══ Input records
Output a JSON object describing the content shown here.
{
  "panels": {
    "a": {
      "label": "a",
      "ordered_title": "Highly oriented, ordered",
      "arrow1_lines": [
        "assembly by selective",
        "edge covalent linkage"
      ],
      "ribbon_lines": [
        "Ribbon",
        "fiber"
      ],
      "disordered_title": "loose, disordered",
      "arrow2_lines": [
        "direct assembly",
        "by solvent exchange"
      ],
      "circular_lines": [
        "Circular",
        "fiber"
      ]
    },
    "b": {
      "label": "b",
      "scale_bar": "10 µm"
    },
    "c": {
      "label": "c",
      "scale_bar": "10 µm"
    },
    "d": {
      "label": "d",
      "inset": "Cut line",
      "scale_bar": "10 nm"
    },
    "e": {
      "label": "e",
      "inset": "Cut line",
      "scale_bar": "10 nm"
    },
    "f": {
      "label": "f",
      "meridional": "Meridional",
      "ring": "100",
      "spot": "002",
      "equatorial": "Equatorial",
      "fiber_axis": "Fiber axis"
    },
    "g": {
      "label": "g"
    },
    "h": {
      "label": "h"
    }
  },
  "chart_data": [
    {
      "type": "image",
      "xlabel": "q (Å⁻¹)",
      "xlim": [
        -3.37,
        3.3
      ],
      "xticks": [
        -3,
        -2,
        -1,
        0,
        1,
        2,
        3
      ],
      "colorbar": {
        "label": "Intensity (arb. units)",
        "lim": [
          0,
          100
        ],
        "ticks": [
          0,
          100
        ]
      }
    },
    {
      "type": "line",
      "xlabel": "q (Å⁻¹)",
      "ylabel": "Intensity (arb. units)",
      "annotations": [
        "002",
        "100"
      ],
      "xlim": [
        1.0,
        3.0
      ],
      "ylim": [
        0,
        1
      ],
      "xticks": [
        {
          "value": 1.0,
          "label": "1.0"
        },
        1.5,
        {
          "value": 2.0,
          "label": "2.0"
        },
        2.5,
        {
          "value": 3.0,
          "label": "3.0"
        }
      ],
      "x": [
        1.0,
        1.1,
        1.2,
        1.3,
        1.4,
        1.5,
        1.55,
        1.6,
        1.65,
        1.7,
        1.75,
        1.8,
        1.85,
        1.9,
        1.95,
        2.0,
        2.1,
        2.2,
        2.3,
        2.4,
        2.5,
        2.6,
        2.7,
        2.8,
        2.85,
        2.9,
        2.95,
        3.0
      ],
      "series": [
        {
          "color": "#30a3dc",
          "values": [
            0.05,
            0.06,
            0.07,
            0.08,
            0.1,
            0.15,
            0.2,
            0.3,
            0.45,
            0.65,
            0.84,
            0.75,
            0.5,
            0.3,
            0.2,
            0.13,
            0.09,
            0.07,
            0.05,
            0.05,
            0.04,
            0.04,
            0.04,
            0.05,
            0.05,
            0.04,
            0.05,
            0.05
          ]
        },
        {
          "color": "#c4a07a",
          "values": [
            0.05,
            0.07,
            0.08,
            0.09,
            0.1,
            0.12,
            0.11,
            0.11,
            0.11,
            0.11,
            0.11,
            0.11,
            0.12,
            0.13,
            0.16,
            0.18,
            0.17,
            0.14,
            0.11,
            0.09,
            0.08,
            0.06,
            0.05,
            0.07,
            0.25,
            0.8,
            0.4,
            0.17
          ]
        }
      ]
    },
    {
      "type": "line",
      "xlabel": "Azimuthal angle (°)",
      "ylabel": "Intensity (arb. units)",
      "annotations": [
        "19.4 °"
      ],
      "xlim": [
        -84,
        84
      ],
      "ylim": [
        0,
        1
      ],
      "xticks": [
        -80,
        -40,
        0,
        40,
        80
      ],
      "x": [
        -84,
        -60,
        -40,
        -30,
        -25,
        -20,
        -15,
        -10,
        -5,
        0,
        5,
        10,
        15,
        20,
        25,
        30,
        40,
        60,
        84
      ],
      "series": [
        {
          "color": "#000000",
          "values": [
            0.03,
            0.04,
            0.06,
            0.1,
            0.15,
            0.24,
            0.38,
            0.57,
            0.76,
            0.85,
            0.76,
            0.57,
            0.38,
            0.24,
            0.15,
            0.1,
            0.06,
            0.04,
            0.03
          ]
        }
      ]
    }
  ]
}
════
## Exercise brief
Transcribe the whole listing exactly.

## Solution for this problem
Output a JSON object describing the content shown here.
{
  "panels": {
    "a": {
      "label": "a",
      "ordered_title": "Highly oriented, ordered",
      "arrow1_lines": [
        "assembly by selective",
        "edge covalent linkage"
      ],
      "ribbon_lines": [
        "Ribbon",
        "fiber"
      ],
      "disordered_title": "loose, disordered",
      "arrow2_lines": [
        "direct assembly",
        "by solvent exchange"
      ],
      "circular_lines": [
        "Circular",
        "fiber"
      ]
    },
    "b": {
      "label": "b",
      "scale_bar": "10 µm"
    },
    "c": {
      "label": "c",
      "scale_bar": "10 µm"
    },
    "d": {
      "label": "d",
      "inset": "Cut line",
      "scale_bar": "10 nm"
    },
    "e": {
      "label": "e",
      "inset": "Cut line",
      "scale_bar": "10 nm"
    },
    "f": {
      "label": "f",
      "meridional": "Meridional",
      "ring": "100",
      "spot": "002",
      "equatorial": "Equatorial",
      "fiber_axis": "Fiber axis"
    },
    "g": {
      "label": "g"
    },
    "h": {
      "label": "h"
    }
  },
  "chart_data": [
    {
      "type": "image",
      "xlabel": "q (Å⁻¹)",
      "xlim": [
        -3.37,
        3.3
      ],
      "xticks": [
        -3,
        -2,
        -1,
        0,
        1,
        2,
        3
      ],
      "colorbar": {
        "label": "Intensity (arb. units)",
        "lim": [
          0,
          100
        ],
        "ticks": [
          0,
          100
        ]
      }
    },
    {
      "type": "line",
      "xlabel": "q (Å⁻¹)",
      "ylabel": "Intensity (arb. units)",
      "annotations": [
        "002",
        "100"
      ],
      "xlim": [
        1.0,
        3.0
      ],
      "ylim": [
        0,
        1
      ],
      "xticks": [
        {
          "value": 1.0,
          "label": "1.0"
        },
        1.5,
        {
          "value": 2.0,
          "label": "2.0"
        },
        2.5,
        {
          "value": 3.0,
          "label": "3.0"
        }
      ],
      "x": [
        1.0,
        1.1,
        1.2,
        1.3,
        1.4,
        1.5,
        1.55,
        1.6,
        1.65,
        1.7,
        1.75,
        1.8,
        1.85,
        1.9,
        1.95,
        2.0,
        2.1,
        2.2,
        2.3,
        2.4,
        2.5,
        2.6,
        2.7,
        2.8,
        2.85,
        2.9,
        2.95,
        3.0
      ],
      "series": [
        {
          "color": "#30a3dc",
          "values": [
            0.05,
            0.06,
            0.07,
            0.08,
            0.1,
            0.15,
            0.2,
            0.3,
            0.45,
            0.65,
            0.84,
            0.75,
            0.5,
            0.3,
            0.2,
            0.13,
            0.09,
            0.07,
            0.05,
            0.05,
            0.04,
            0.04,
            0.04,
            0.05,
            0.05,
            0.04,
            0.05,
            0.05
          ]
        },
        {
          "color": "#c4a07a",
          "values": [
            0.05,
            0.07,
            0.08,
            0.09,
            0.1,
            0.12,
            0.11,
            0.11,
            0.11,
            0.11,
            0.11,
            0.11,
            0.12,
            0.13,
            0.16,
            0.18,
            0.17,
            0.14,
            0.11,
            0.09,
            0.08,
            0.06,
            0.05,
            0.07,
            0.25,
            0.8,
            0.4,
            0.17
          ]
        }
      ]
    },
    {
      "type": "line",
      "xlabel": "Azimuthal angle (°)",
      "ylabel": "Intensity (arb. units)",
      "annotations": [
        "19.4 °"
      ],
      "xlim": [
        -84,
        84
      ],
      "ylim": [
        0,
        1
      ],
      "xticks": [
        -80,
        -40,
        0,
        40,
        80
      ],
      "x": [
        -84,
        -60,
        -40,
        -30,
        -25,
        -20,
        -15,
        -10,
        -5,
        0,
        5,
        10,
        15,
        20,
        25,
        30,
        40,
        60,
        84
      ],
      "series": [
        {
          "color": "#000000",
          "values": [
            0.03,
            0.04,
            0.06,
            0.1,
            0.15,
            0.24,
            0.38,
            0.57,
            0.76,
            0.85,
            0.76,
            0.57,
            0.38,
            0.24,
            0.15,
            0.1,
            0.06,
            0.04,
            0.03
          ]
        }
      ]
    }
  ]
}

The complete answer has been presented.